Challenge: Repeat all the records exactly, omitting pictures.

Records for the task:
####

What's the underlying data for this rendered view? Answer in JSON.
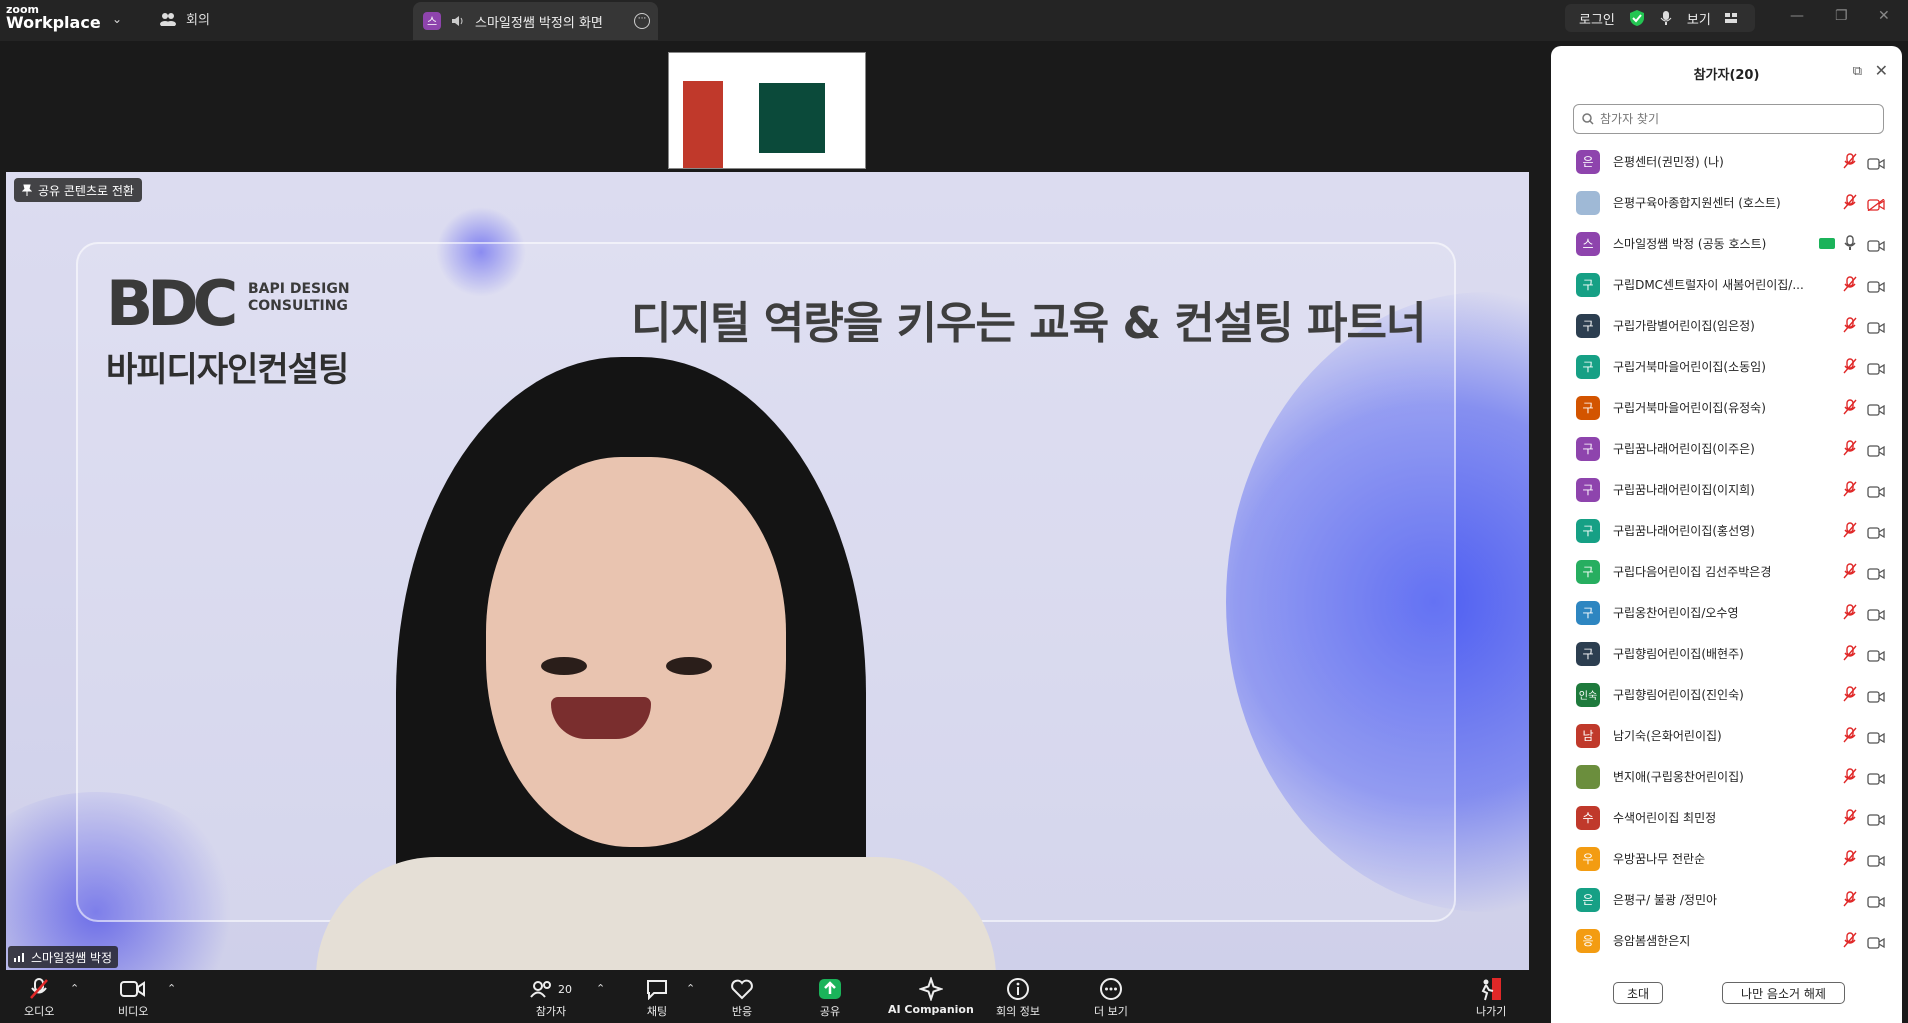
{
  "app": {
    "brand_top": "zoom",
    "brand_name": "Workplace"
  },
  "topbar": {
    "meeting_tab": "회의",
    "share_tab": {
      "avatar": "스",
      "label": "스마일정쌤 박정의 화면"
    },
    "login": "로그인",
    "view": "보기"
  },
  "stage": {
    "pin_button": "공유 콘텐츠로 전환",
    "name_tag": "스마일정쌤 박정",
    "logo_mark": "BDC",
    "logo_sub": "BAPI DESIGN CONSULTING",
    "logo_kr": "바피디자인컨설팅",
    "headline": "디지털 역량을 키우는 교육 & 컨설팅 파트너"
  },
  "toolbar": {
    "audio": "오디오",
    "video": "비디오",
    "participants": "참가자",
    "participants_count": "20",
    "chat": "채팅",
    "reactions": "반응",
    "share": "공유",
    "ai": "AI Companion",
    "info": "회의 정보",
    "more": "더 보기",
    "leave": "나가기"
  },
  "panel": {
    "title": "참가자(20)",
    "search_placeholder": "참가자 찾기",
    "participants": [
      {
        "avatar": "은",
        "color": "#8e44ad",
        "name": "은평센터(권민정) (나)",
        "mic": "muted",
        "cam": "off"
      },
      {
        "avatar": "",
        "color": "#9fb9d6",
        "name": "은평구육아종합지원센터 (호스트)",
        "mic": "muted",
        "cam": "off-red"
      },
      {
        "avatar": "스",
        "color": "#8e44ad",
        "name": "스마일정쌤 박정 (공동 호스트)",
        "mic": "on",
        "cam": "on",
        "sharing": true
      },
      {
        "avatar": "구",
        "color": "#16a085",
        "name": "구립DMC센트럴자이 새봄어린이집/...",
        "mic": "muted",
        "cam": "off"
      },
      {
        "avatar": "구",
        "color": "#2c3e50",
        "name": "구립가람별어린이집(임은정)",
        "mic": "muted",
        "cam": "off"
      },
      {
        "avatar": "구",
        "color": "#16a085",
        "name": "구립거북마을어린이집(소동임)",
        "mic": "muted",
        "cam": "off"
      },
      {
        "avatar": "구",
        "color": "#d35400",
        "name": "구립거북마을어린이집(유정숙)",
        "mic": "muted",
        "cam": "off"
      },
      {
        "avatar": "구",
        "color": "#8e44ad",
        "name": "구립꿈나래어린이집(이주은)",
        "mic": "muted",
        "cam": "off"
      },
      {
        "avatar": "구",
        "color": "#8e44ad",
        "name": "구립꿈나래어린이집(이지희)",
        "mic": "muted",
        "cam": "off"
      },
      {
        "avatar": "구",
        "color": "#16a085",
        "name": "구립꿈나래어린이집(홍선영)",
        "mic": "muted",
        "cam": "off"
      },
      {
        "avatar": "구",
        "color": "#27ae60",
        "name": "구립다음어린이집 김선주박은경",
        "mic": "muted",
        "cam": "off"
      },
      {
        "avatar": "구",
        "color": "#2e86c1",
        "name": "구립옹찬어린이집/오수영",
        "mic": "muted",
        "cam": "off"
      },
      {
        "avatar": "구",
        "color": "#2c3e50",
        "name": "구립향림어린이집(배현주)",
        "mic": "muted",
        "cam": "off"
      },
      {
        "avatar": "인숙",
        "color": "#1e7a3c",
        "name": "구립향림어린이집(진인숙)",
        "mic": "muted",
        "cam": "off"
      },
      {
        "avatar": "남",
        "color": "#c0392b",
        "name": "남기숙(은화어린이집)",
        "mic": "muted",
        "cam": "off"
      },
      {
        "avatar": "",
        "color": "#6b8e3d",
        "name": "변지애(구립옹찬어린이집)",
        "mic": "muted",
        "cam": "off"
      },
      {
        "avatar": "수",
        "color": "#c0392b",
        "name": "수색어린이집 최민정",
        "mic": "muted",
        "cam": "off"
      },
      {
        "avatar": "우",
        "color": "#f39c12",
        "name": "우방꿈나무 전란순",
        "mic": "muted",
        "cam": "off"
      },
      {
        "avatar": "은",
        "color": "#16a085",
        "name": "은평구/ 불광 /정민아",
        "mic": "muted",
        "cam": "off"
      },
      {
        "avatar": "응",
        "color": "#f39c12",
        "name": "응암봄샘한은지",
        "mic": "muted",
        "cam": "off"
      }
    ],
    "invite_button": "초대",
    "unmute_me_button": "나만 음소거 해제"
  }
}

####

Completed task:
What's the underlying data for this rendered view? Answer in JSON.
{
  "app": {
    "brand_top": "zoom",
    "brand_name": "Workplace"
  },
  "topbar": {
    "meeting_tab": "회의",
    "share_tab": {
      "avatar": "스",
      "label": "스마일정쌤 박정의 화면"
    },
    "login": "로그인",
    "view": "보기"
  },
  "stage": {
    "pin_button": "공유 콘텐츠로 전환",
    "name_tag": "스마일정쌤 박정",
    "logo_mark": "BDC",
    "logo_sub": "BAPI DESIGN CONSULTING",
    "logo_kr": "바피디자인컨설팅",
    "headline": "디지털 역량을 키우는 교육 & 컨설팅 파트너"
  },
  "toolbar": {
    "audio": "오디오",
    "video": "비디오",
    "participants": "참가자",
    "participants_count": "20",
    "chat": "채팅",
    "reactions": "반응",
    "share": "공유",
    "ai": "AI Companion",
    "info": "회의 정보",
    "more": "더 보기",
    "leave": "나가기"
  },
  "panel": {
    "title": "참가자(20)",
    "search_placeholder": "참가자 찾기",
    "participants": [
      {
        "avatar": "은",
        "color": "#8e44ad",
        "name": "은평센터(권민정) (나)",
        "mic": "muted",
        "cam": "off"
      },
      {
        "avatar": "",
        "color": "#9fb9d6",
        "name": "은평구육아종합지원센터 (호스트)",
        "mic": "muted",
        "cam": "off-red"
      },
      {
        "avatar": "스",
        "color": "#8e44ad",
        "name": "스마일정쌤 박정 (공동 호스트)",
        "mic": "on",
        "cam": "on",
        "sharing": true
      },
      {
        "avatar": "구",
        "color": "#16a085",
        "name": "구립DMC센트럴자이 새봄어린이집/...",
        "mic": "muted",
        "cam": "off"
      },
      {
        "avatar": "구",
        "color": "#2c3e50",
        "name": "구립가람별어린이집(임은정)",
        "mic": "muted",
        "cam": "off"
      },
      {
        "avatar": "구",
        "color": "#16a085",
        "name": "구립거북마을어린이집(소동임)",
        "mic": "muted",
        "cam": "off"
      },
      {
        "avatar": "구",
        "color": "#d35400",
        "name": "구립거북마을어린이집(유정숙)",
        "mic": "muted",
        "cam": "off"
      },
      {
        "avatar": "구",
        "color": "#8e44ad",
        "name": "구립꿈나래어린이집(이주은)",
        "mic": "muted",
        "cam": "off"
      },
      {
        "avatar": "구",
        "color": "#8e44ad",
        "name": "구립꿈나래어린이집(이지희)",
        "mic": "muted",
        "cam": "off"
      },
      {
        "avatar": "구",
        "color": "#16a085",
        "name": "구립꿈나래어린이집(홍선영)",
        "mic": "muted",
        "cam": "off"
      },
      {
        "avatar": "구",
        "color": "#27ae60",
        "name": "구립다음어린이집 김선주박은경",
        "mic": "muted",
        "cam": "off"
      },
      {
        "avatar": "구",
        "color": "#2e86c1",
        "name": "구립옹찬어린이집/오수영",
        "mic": "muted",
        "cam": "off"
      },
      {
        "avatar": "구",
        "color": "#2c3e50",
        "name": "구립향림어린이집(배현주)",
        "mic": "muted",
        "cam": "off"
      },
      {
        "avatar": "인숙",
        "color": "#1e7a3c",
        "name": "구립향림어린이집(진인숙)",
        "mic": "muted",
        "cam": "off"
      },
      {
        "avatar": "남",
        "color": "#c0392b",
        "name": "남기숙(은화어린이집)",
        "mic": "muted",
        "cam": "off"
      },
      {
        "avatar": "",
        "color": "#6b8e3d",
        "name": "변지애(구립옹찬어린이집)",
        "mic": "muted",
        "cam": "off"
      },
      {
        "avatar": "수",
        "color": "#c0392b",
        "name": "수색어린이집 최민정",
        "mic": "muted",
        "cam": "off"
      },
      {
        "avatar": "우",
        "color": "#f39c12",
        "name": "우방꿈나무 전란순",
        "mic": "muted",
        "cam": "off"
      },
      {
        "avatar": "은",
        "color": "#16a085",
        "name": "은평구/ 불광 /정민아",
        "mic": "muted",
        "cam": "off"
      },
      {
        "avatar": "응",
        "color": "#f39c12",
        "name": "응암봄샘한은지",
        "mic": "muted",
        "cam": "off"
      }
    ],
    "invite_button": "초대",
    "unmute_me_button": "나만 음소거 해제"
  }
}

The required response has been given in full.